/---

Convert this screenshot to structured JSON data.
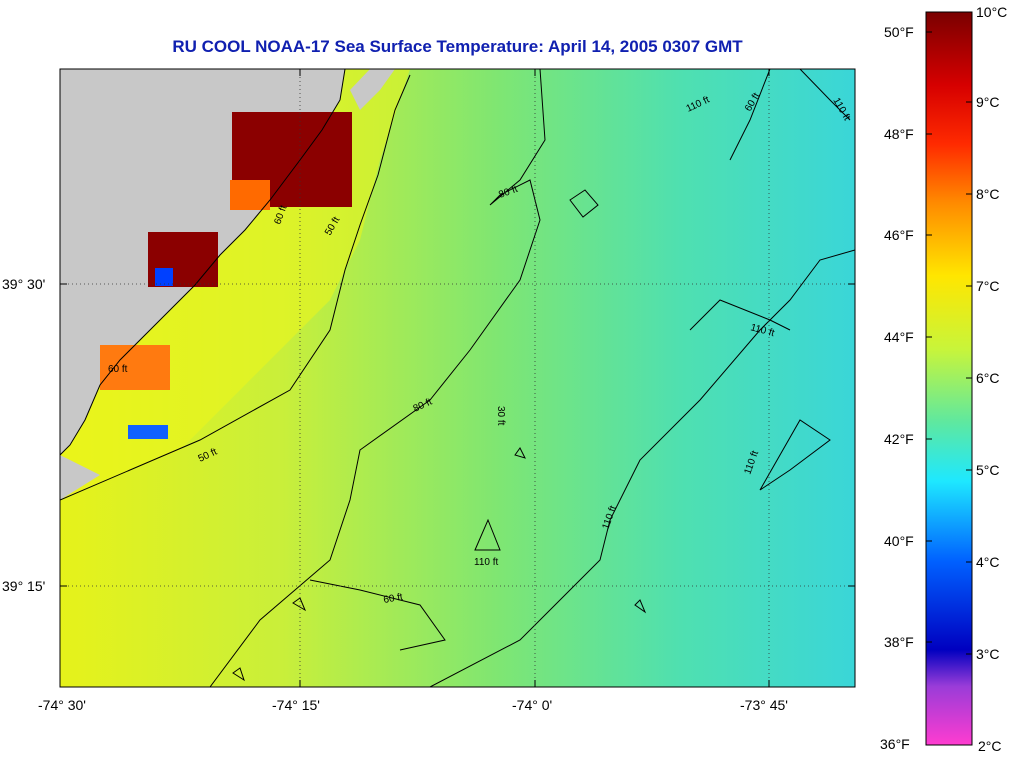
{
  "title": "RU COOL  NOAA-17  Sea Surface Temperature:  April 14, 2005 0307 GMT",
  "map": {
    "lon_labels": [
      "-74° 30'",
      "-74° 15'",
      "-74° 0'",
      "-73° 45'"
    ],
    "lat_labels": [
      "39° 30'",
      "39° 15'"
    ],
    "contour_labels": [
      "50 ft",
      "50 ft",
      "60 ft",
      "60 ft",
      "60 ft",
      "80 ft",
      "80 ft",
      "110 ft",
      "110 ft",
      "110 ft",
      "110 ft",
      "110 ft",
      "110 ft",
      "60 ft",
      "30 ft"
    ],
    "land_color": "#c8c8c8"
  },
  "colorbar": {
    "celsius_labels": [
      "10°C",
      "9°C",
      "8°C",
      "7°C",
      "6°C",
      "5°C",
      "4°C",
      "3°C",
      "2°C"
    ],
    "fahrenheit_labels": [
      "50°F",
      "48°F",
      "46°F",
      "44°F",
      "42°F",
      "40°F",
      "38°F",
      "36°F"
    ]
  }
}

\---
/---

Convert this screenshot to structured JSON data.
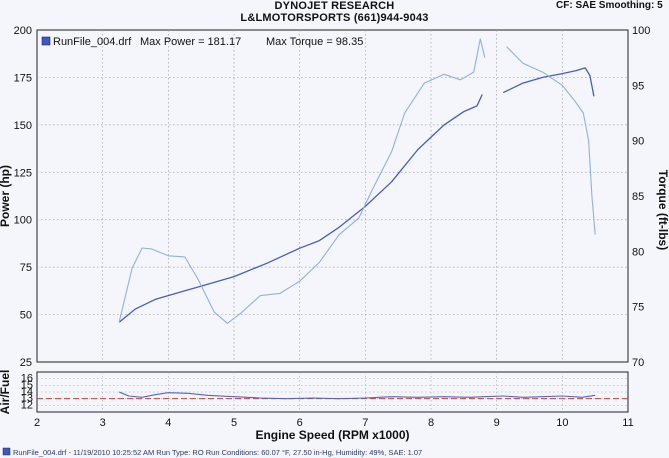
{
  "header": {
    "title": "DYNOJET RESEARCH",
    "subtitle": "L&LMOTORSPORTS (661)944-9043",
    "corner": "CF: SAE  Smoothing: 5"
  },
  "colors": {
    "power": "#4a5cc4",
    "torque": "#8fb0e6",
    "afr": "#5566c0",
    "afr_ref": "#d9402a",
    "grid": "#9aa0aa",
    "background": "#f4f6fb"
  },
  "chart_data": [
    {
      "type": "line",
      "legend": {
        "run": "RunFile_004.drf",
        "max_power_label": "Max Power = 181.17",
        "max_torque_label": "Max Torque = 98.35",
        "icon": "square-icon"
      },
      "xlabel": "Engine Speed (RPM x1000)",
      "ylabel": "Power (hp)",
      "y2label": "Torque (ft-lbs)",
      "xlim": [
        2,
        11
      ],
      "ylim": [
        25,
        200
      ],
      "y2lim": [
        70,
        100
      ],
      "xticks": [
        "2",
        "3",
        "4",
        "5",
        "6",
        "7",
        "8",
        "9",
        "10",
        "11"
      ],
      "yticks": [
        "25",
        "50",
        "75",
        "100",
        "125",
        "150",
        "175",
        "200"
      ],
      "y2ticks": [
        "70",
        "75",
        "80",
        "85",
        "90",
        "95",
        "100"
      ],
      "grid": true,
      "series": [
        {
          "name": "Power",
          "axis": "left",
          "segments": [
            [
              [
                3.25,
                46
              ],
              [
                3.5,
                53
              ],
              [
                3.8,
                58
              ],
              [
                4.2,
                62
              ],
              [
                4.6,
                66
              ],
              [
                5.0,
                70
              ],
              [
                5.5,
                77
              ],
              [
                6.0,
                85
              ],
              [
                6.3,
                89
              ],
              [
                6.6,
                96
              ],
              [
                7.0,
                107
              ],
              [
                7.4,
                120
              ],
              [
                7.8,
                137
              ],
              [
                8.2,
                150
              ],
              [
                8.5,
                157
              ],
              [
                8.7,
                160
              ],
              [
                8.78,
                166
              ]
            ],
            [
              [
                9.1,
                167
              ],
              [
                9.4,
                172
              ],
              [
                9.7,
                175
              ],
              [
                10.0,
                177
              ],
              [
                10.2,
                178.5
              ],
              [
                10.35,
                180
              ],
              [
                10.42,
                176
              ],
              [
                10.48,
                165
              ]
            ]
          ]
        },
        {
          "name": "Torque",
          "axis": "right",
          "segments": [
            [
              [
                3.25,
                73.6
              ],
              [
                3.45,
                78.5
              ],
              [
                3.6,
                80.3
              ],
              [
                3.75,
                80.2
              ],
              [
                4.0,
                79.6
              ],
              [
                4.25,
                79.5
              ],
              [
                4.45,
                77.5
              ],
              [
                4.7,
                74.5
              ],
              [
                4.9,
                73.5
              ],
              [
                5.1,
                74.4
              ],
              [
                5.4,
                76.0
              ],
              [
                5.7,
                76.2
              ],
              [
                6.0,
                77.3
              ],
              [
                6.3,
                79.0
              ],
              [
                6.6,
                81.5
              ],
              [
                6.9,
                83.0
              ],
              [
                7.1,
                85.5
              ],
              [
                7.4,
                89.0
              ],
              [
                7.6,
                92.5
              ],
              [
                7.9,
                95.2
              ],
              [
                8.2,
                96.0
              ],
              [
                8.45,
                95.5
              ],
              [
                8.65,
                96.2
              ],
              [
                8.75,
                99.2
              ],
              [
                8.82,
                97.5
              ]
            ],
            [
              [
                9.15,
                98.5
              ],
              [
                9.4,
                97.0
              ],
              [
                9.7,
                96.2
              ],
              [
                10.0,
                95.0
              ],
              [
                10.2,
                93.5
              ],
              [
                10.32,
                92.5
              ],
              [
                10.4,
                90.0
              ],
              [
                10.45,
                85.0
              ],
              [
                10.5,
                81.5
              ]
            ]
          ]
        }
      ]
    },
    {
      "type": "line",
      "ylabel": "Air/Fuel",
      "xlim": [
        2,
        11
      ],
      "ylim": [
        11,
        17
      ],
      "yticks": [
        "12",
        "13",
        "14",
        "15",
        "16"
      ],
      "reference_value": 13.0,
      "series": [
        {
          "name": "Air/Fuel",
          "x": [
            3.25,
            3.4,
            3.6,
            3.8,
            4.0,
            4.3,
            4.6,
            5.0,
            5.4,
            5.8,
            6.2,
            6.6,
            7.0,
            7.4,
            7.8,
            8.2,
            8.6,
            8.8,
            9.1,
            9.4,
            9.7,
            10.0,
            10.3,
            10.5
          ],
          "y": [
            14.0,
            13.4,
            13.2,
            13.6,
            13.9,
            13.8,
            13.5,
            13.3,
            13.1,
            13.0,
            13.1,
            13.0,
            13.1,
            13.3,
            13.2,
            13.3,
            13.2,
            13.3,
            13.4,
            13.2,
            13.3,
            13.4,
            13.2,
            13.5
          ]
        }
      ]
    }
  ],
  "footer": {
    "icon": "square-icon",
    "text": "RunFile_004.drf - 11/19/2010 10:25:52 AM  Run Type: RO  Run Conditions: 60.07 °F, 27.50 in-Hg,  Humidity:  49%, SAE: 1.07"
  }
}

\---
/---

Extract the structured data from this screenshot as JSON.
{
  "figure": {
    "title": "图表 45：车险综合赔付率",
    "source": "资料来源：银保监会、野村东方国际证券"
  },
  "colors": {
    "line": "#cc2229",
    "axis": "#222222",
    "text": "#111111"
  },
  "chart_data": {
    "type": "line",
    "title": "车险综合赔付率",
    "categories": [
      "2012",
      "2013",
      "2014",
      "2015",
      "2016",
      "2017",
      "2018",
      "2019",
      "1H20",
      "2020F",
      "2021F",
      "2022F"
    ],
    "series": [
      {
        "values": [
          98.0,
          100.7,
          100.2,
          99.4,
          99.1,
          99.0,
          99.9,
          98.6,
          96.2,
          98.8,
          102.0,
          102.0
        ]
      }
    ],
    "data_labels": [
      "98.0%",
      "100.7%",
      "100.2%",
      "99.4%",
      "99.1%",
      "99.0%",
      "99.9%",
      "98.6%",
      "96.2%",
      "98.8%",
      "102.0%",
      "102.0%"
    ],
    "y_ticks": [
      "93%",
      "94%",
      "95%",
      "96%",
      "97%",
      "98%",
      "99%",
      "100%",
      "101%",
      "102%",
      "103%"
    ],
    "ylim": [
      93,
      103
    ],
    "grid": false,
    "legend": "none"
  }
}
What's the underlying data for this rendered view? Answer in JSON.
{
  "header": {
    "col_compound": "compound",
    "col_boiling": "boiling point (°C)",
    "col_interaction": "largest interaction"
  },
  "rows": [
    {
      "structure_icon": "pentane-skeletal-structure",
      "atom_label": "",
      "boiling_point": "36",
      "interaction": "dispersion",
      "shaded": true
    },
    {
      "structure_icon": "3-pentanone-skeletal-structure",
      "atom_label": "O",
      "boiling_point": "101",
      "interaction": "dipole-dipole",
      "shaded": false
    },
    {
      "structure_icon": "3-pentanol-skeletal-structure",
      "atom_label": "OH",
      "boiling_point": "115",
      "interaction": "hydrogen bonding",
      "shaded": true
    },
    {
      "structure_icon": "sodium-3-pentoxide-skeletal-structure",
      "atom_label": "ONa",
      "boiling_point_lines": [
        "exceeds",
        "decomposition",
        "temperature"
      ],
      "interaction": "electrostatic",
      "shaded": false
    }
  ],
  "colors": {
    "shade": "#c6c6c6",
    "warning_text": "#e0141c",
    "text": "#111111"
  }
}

\---

WHAT YOU ARE ASKED TO DO:
Say, as a number only, how many lines of the data contain "name".

RESPONSE:
3